▶ Exercise:
Which lines in the records below contain the word "Upcoming"? Copy each of them.

▶ Materials provided:
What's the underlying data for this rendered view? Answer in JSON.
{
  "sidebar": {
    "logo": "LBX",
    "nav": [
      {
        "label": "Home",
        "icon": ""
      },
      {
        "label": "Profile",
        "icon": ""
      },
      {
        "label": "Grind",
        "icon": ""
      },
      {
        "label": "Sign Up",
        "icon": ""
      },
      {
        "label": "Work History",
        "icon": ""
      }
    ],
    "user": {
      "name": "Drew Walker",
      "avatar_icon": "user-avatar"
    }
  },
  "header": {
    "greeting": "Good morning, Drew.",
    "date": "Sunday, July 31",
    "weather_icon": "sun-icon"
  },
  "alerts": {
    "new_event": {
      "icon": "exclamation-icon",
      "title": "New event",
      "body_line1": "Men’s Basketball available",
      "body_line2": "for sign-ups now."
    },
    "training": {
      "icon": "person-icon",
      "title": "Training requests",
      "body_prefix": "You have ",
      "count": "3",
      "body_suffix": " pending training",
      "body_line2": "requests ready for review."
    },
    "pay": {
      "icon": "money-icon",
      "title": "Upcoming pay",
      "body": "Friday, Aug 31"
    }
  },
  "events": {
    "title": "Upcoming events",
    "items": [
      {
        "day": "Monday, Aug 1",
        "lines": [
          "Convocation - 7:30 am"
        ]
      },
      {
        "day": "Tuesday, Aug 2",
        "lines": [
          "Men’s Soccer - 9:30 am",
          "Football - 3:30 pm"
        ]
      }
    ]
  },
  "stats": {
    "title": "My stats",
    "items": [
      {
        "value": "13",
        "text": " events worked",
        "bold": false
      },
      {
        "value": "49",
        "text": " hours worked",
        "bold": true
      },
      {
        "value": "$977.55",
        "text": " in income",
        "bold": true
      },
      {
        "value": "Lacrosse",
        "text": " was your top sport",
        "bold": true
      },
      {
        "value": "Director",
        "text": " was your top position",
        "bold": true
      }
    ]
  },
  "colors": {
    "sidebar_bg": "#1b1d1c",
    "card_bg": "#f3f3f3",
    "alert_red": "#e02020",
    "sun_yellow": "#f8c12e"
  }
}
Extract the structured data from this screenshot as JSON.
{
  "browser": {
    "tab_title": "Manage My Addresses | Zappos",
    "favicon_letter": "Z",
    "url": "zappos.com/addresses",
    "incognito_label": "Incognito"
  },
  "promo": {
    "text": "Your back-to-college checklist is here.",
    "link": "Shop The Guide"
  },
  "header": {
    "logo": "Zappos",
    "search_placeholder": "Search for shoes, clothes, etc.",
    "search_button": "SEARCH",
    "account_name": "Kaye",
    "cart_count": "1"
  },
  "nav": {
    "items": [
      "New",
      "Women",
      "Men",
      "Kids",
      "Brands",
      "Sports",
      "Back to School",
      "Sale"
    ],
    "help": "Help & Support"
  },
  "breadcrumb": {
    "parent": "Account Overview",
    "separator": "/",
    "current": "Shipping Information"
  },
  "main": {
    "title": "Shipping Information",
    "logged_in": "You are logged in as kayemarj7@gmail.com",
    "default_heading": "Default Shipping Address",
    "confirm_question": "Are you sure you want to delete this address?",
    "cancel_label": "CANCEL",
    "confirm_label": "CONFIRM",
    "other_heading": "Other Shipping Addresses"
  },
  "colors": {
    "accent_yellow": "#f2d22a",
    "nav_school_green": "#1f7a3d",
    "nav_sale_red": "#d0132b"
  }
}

▶ Answer below:
      "title": "Upcoming pay",
    "title": "Upcoming events",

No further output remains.